--- START Data provided ---

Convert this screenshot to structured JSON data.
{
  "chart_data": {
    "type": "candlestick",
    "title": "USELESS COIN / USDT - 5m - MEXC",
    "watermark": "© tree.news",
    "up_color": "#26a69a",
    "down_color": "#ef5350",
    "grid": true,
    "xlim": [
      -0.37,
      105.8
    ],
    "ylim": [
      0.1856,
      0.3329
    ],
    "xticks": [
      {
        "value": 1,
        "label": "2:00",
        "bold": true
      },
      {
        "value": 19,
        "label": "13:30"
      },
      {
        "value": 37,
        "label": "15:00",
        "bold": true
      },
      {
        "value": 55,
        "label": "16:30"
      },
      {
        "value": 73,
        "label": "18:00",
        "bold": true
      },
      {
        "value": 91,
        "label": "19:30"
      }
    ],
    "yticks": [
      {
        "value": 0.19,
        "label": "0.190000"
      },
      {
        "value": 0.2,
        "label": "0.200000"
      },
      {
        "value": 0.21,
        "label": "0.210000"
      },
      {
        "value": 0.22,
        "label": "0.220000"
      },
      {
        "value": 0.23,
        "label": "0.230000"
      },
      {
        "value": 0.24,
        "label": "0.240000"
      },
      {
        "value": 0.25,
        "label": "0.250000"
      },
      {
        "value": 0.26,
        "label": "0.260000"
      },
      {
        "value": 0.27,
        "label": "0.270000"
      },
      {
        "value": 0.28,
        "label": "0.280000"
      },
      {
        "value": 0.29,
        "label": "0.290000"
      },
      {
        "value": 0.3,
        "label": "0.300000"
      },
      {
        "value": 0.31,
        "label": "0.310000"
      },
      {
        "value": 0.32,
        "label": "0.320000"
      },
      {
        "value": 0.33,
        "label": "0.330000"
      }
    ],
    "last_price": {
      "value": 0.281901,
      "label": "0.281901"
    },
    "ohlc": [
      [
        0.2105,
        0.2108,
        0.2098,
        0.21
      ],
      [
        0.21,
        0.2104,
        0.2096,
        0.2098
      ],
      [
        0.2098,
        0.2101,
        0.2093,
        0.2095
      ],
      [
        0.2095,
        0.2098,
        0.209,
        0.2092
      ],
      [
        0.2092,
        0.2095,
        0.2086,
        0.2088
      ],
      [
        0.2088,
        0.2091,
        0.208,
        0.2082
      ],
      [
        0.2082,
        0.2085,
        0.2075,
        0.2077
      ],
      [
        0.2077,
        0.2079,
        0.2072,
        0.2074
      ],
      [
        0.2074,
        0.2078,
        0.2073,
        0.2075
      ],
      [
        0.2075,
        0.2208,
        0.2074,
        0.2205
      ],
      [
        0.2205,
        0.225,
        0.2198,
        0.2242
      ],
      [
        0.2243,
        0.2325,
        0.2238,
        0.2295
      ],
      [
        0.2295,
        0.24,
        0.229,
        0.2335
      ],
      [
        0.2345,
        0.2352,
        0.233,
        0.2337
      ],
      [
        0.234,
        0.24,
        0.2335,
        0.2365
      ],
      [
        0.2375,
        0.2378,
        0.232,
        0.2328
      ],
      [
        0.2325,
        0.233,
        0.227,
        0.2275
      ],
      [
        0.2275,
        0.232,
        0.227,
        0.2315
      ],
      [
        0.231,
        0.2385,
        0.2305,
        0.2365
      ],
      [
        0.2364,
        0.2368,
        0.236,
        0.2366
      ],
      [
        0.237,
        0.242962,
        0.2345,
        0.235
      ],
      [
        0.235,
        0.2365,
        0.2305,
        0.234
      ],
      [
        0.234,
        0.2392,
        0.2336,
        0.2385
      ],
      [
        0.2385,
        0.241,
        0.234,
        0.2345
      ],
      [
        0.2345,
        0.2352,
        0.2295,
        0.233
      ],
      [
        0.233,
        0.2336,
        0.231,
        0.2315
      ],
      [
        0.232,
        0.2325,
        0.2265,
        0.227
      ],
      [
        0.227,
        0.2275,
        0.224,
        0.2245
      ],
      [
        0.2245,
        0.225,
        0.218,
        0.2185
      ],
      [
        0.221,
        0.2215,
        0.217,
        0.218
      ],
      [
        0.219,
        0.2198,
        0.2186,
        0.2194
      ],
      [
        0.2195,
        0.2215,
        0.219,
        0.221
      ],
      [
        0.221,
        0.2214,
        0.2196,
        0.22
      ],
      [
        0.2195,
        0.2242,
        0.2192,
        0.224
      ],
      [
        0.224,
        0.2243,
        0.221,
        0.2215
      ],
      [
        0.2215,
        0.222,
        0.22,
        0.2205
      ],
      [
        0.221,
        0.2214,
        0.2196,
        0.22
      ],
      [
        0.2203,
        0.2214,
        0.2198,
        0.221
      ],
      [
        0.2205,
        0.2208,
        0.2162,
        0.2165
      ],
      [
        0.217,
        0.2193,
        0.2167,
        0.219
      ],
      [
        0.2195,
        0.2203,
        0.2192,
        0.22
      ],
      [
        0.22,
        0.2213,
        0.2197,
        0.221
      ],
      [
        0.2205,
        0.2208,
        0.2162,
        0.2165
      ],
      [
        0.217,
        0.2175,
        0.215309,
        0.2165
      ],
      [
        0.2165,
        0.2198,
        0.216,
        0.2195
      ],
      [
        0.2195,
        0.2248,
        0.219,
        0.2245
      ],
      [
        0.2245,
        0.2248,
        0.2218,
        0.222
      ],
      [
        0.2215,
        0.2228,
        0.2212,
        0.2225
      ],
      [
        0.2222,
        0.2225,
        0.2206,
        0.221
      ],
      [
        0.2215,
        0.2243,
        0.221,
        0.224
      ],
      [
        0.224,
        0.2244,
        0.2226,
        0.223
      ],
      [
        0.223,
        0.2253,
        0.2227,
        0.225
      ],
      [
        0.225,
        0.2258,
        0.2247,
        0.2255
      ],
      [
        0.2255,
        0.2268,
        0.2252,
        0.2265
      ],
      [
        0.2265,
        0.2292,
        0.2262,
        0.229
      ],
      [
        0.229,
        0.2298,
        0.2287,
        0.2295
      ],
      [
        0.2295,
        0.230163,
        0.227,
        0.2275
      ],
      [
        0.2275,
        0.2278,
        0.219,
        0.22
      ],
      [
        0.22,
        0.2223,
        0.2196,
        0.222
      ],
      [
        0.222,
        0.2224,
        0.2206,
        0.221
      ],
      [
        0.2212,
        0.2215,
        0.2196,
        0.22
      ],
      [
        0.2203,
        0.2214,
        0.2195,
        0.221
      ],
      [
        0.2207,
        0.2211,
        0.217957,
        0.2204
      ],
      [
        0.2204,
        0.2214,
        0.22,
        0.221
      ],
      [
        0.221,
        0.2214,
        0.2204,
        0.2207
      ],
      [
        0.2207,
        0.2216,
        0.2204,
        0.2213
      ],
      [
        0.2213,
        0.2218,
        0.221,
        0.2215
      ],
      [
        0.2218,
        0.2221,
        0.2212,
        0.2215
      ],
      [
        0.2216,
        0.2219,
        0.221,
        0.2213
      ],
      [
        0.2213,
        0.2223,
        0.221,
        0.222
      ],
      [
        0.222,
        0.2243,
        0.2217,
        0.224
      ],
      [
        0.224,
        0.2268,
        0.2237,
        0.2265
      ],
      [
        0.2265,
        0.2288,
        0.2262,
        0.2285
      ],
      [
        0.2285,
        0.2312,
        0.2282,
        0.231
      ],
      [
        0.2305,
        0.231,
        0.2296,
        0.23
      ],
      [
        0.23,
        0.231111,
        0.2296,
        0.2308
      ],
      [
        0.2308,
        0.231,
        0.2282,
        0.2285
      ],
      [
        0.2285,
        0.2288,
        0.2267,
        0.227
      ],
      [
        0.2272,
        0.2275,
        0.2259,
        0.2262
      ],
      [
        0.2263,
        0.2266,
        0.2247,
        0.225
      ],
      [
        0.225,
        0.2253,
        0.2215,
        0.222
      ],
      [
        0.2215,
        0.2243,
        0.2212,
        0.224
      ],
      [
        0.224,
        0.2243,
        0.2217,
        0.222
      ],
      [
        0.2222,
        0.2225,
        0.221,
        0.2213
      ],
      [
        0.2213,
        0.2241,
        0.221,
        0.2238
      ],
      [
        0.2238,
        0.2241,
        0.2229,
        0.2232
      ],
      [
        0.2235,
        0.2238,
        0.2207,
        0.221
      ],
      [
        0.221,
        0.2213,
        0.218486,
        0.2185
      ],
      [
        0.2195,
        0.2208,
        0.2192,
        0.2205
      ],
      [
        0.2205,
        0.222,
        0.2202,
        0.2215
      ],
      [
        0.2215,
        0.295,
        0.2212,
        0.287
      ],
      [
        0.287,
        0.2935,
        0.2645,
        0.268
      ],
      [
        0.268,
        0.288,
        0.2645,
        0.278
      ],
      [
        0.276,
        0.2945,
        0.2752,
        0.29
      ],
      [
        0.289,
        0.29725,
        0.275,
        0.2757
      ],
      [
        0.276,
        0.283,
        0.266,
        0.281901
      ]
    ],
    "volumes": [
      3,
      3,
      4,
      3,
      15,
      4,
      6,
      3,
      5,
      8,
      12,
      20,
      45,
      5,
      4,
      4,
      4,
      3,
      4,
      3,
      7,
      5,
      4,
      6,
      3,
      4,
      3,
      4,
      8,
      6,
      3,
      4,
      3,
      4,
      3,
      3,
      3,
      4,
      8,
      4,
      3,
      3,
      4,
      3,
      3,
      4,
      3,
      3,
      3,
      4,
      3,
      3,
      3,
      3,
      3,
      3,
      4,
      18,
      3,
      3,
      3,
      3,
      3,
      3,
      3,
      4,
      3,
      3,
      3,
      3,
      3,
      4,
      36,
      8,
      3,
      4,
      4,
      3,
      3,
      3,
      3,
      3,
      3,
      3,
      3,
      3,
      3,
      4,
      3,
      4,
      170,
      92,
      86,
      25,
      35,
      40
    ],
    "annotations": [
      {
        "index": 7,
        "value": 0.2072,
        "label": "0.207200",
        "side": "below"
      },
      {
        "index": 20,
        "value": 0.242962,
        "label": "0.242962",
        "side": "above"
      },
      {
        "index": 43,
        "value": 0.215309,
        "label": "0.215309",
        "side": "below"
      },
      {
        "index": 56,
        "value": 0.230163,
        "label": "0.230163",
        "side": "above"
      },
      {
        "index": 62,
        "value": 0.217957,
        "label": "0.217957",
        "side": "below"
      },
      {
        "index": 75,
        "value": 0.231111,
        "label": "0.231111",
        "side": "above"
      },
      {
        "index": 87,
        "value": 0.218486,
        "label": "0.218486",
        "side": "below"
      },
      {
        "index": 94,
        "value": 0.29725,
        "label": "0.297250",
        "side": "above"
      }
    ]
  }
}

--- END Data provided ---

● Task requirements: Which lines above hold the word "index"? Copy each of them.

● Solution:
        "index": 7,
        "index": 20,
        "index": 43,
        "index": 56,
        "index": 62,
        "index": 75,
        "index": 87,
        "index": 94,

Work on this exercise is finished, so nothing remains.